◆ Directions for this task ◆
The records that follow must be reproduced in full, exactly as written.

##########

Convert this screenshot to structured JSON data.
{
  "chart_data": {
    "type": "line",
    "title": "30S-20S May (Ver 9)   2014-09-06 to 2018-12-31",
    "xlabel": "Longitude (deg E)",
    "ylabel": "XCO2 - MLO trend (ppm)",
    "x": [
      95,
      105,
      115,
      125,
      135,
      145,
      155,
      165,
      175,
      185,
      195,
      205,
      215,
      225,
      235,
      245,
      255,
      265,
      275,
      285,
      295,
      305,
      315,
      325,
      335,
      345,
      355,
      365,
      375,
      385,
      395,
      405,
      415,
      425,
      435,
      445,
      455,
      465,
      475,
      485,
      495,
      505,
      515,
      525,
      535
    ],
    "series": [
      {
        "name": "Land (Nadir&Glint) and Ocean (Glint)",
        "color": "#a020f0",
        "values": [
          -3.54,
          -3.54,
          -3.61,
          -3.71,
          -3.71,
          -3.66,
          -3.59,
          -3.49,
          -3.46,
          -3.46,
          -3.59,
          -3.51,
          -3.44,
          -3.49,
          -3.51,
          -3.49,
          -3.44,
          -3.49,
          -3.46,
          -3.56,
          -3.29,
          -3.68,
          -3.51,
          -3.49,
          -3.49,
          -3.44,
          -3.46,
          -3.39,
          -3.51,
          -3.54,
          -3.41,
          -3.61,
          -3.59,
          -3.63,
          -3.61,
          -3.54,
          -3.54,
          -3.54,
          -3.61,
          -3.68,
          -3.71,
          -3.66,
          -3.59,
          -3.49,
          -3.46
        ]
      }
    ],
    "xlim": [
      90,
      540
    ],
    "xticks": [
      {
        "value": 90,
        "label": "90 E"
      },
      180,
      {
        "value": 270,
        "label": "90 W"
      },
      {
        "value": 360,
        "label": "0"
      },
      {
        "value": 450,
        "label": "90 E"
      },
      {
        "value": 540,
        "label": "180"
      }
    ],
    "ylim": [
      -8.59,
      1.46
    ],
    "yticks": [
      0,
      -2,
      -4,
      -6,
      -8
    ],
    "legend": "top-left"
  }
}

##########

◆ Solution ◆
Convert this screenshot to structured JSON data.
{
  "chart_data": {
    "type": "line",
    "title": "30S-20S May (Ver 9)   2014-09-06 to 2018-12-31",
    "xlabel": "Longitude (deg E)",
    "ylabel": "XCO2 - MLO trend (ppm)",
    "x": [
      95,
      105,
      115,
      125,
      135,
      145,
      155,
      165,
      175,
      185,
      195,
      205,
      215,
      225,
      235,
      245,
      255,
      265,
      275,
      285,
      295,
      305,
      315,
      325,
      335,
      345,
      355,
      365,
      375,
      385,
      395,
      405,
      415,
      425,
      435,
      445,
      455,
      465,
      475,
      485,
      495,
      505,
      515,
      525,
      535
    ],
    "series": [
      {
        "name": "Land (Nadir&Glint) and Ocean (Glint)",
        "color": "#a020f0",
        "values": [
          -3.54,
          -3.54,
          -3.61,
          -3.71,
          -3.71,
          -3.66,
          -3.59,
          -3.49,
          -3.46,
          -3.46,
          -3.59,
          -3.51,
          -3.44,
          -3.49,
          -3.51,
          -3.49,
          -3.44,
          -3.49,
          -3.46,
          -3.56,
          -3.29,
          -3.68,
          -3.51,
          -3.49,
          -3.49,
          -3.44,
          -3.46,
          -3.39,
          -3.51,
          -3.54,
          -3.41,
          -3.61,
          -3.59,
          -3.63,
          -3.61,
          -3.54,
          -3.54,
          -3.54,
          -3.61,
          -3.68,
          -3.71,
          -3.66,
          -3.59,
          -3.49,
          -3.46
        ]
      }
    ],
    "xlim": [
      90,
      540
    ],
    "xticks": [
      {
        "value": 90,
        "label": "90 E"
      },
      180,
      {
        "value": 270,
        "label": "90 W"
      },
      {
        "value": 360,
        "label": "0"
      },
      {
        "value": 450,
        "label": "90 E"
      },
      {
        "value": 540,
        "label": "180"
      }
    ],
    "ylim": [
      -8.59,
      1.46
    ],
    "yticks": [
      0,
      -2,
      -4,
      -6,
      -8
    ],
    "legend": "top-left"
  }
}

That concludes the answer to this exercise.